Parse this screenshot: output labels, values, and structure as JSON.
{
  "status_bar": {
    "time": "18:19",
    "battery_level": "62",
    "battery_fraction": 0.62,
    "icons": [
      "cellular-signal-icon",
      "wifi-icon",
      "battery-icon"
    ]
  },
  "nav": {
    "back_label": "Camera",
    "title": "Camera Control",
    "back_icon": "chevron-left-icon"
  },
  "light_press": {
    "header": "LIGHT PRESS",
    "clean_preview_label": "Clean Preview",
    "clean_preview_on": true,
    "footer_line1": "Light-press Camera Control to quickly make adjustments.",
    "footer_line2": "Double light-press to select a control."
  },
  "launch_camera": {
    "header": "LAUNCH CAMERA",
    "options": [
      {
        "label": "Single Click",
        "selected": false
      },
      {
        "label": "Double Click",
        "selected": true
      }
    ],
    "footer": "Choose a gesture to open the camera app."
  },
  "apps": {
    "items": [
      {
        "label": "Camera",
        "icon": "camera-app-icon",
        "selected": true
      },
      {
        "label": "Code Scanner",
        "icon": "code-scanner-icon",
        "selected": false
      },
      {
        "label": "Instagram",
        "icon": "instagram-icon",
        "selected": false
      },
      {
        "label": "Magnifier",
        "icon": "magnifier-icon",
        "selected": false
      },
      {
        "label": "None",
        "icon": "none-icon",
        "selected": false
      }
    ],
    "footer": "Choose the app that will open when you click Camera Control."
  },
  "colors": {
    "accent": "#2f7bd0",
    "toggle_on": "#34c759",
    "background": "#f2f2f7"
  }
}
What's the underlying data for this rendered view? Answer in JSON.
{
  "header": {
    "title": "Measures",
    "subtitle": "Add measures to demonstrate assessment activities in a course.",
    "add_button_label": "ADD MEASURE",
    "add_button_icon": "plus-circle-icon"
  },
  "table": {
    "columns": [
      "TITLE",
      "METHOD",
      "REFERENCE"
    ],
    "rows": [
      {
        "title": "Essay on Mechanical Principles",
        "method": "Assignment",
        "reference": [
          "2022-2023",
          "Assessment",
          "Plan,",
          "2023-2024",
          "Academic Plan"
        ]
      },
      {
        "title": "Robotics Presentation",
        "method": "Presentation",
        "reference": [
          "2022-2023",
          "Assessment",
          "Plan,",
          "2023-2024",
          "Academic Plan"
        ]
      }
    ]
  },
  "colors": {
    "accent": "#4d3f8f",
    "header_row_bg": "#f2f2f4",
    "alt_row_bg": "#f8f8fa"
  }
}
________________
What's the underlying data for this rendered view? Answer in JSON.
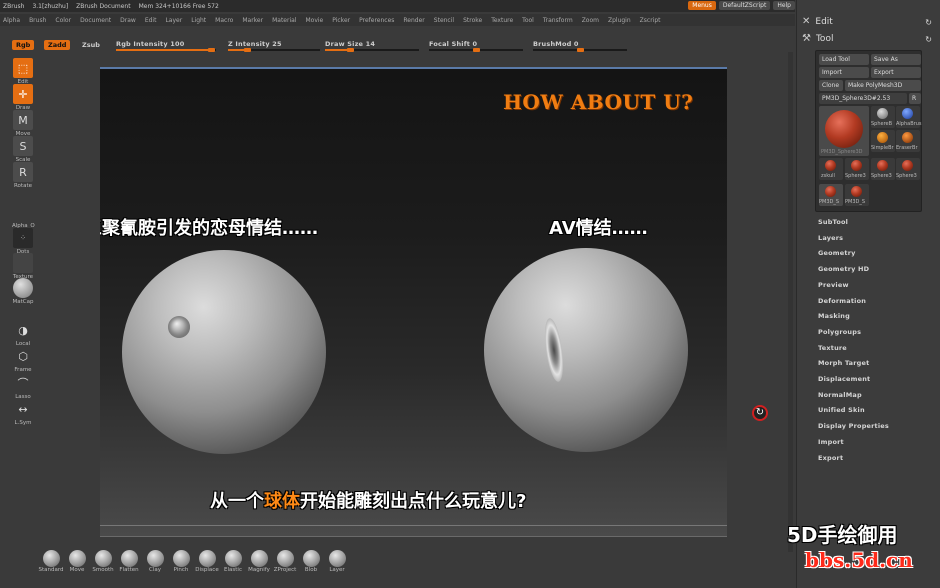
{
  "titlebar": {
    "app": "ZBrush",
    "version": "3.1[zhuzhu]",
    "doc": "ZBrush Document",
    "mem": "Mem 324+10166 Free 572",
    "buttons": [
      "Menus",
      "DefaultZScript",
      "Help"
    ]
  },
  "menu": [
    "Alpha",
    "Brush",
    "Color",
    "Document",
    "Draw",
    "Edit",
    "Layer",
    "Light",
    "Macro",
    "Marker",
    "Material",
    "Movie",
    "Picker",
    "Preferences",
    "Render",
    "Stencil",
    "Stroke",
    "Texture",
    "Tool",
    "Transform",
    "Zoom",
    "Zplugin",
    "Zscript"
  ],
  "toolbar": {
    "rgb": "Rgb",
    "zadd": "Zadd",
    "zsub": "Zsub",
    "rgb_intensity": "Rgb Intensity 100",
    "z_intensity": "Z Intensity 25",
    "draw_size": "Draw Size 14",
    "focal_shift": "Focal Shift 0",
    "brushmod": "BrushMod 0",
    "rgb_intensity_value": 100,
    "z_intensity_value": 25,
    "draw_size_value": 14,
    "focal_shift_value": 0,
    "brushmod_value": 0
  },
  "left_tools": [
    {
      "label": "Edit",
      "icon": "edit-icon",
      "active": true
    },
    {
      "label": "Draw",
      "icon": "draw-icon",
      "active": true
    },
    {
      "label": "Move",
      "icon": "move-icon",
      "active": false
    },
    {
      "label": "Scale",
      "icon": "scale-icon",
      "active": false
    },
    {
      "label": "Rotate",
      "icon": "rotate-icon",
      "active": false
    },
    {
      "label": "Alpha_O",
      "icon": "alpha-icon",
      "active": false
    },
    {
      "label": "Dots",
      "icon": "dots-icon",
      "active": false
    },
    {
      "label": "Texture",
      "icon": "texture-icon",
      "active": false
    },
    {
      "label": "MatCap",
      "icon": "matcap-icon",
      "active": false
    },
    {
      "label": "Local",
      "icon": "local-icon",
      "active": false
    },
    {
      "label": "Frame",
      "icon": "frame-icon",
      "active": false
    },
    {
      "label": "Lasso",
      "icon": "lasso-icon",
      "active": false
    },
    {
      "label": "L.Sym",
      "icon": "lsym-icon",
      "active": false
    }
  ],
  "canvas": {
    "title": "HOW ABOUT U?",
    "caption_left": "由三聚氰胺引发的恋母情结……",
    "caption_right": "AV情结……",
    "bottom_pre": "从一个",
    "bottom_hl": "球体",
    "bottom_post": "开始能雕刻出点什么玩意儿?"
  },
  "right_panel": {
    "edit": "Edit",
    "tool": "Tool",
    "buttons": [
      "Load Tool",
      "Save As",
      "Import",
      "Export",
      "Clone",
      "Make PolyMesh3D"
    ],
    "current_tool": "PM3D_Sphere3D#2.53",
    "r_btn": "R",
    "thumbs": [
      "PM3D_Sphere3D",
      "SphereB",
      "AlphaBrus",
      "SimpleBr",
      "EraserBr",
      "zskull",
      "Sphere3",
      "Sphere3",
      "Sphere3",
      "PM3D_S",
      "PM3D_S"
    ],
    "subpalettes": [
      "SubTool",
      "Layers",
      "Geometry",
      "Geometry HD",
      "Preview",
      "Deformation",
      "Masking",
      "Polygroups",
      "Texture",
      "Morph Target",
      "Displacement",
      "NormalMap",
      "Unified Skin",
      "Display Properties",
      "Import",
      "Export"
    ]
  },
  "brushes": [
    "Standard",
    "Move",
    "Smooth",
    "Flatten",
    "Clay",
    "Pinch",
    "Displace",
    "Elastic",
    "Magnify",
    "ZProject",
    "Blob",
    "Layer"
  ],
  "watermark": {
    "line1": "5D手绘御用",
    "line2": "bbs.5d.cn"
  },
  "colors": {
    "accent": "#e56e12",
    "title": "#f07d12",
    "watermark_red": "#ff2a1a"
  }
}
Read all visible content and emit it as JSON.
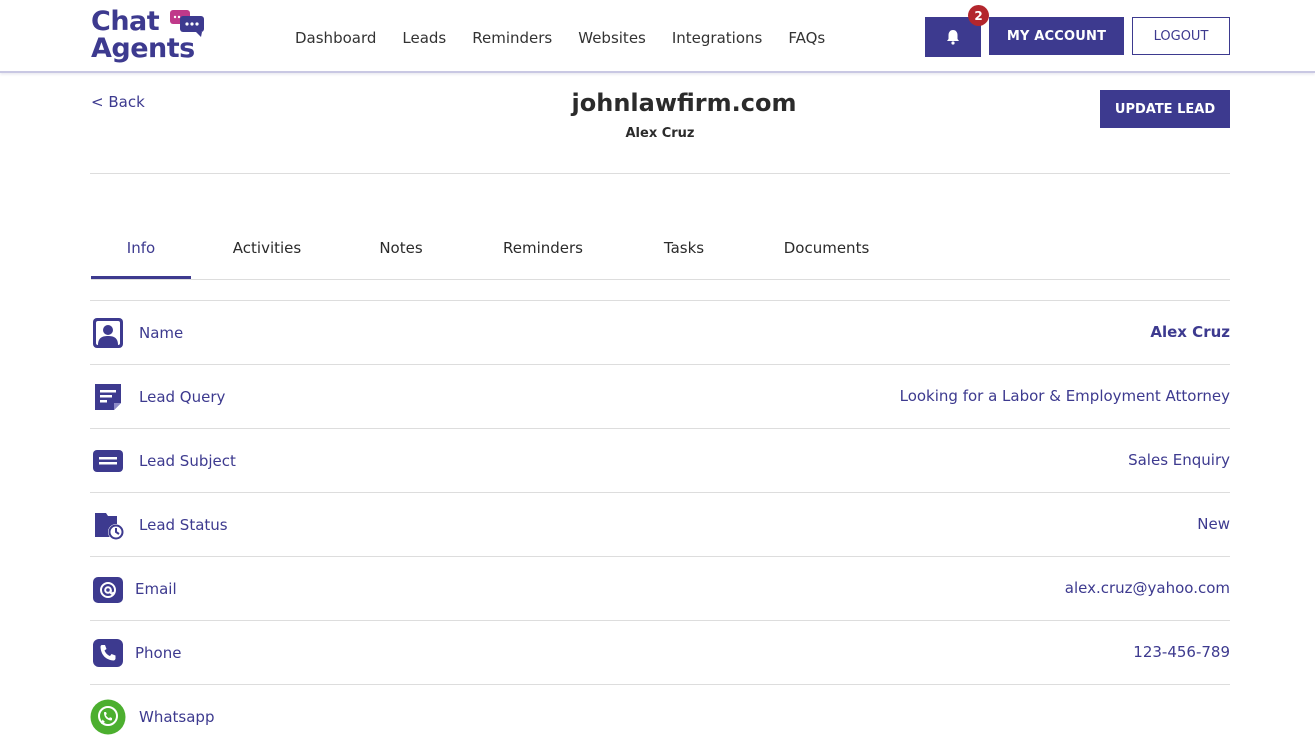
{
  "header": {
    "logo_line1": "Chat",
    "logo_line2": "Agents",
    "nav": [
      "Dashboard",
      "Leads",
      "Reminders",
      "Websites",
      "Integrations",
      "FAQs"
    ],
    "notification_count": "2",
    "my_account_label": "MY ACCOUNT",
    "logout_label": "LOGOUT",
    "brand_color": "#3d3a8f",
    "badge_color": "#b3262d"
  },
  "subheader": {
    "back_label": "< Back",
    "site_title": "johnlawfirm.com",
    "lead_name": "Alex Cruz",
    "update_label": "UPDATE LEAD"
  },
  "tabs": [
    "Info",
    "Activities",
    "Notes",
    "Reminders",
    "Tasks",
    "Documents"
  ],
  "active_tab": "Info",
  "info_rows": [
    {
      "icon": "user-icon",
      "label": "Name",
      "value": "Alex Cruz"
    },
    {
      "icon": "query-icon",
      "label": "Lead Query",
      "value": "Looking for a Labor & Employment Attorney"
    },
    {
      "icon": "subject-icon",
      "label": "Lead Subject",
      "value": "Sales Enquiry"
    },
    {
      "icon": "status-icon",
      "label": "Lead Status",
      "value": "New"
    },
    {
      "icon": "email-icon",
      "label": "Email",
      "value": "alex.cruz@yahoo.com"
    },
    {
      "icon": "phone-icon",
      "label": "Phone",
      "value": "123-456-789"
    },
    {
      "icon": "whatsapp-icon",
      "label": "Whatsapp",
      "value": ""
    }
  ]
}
________________
[Aim of the exercise] Wherever the string "Choose" appears in the entries above, list that line.

[Answer in full]
    "footer": "Choose a gesture to open the camera app."
    "footer": "Choose the app that will open when you click Camera Control."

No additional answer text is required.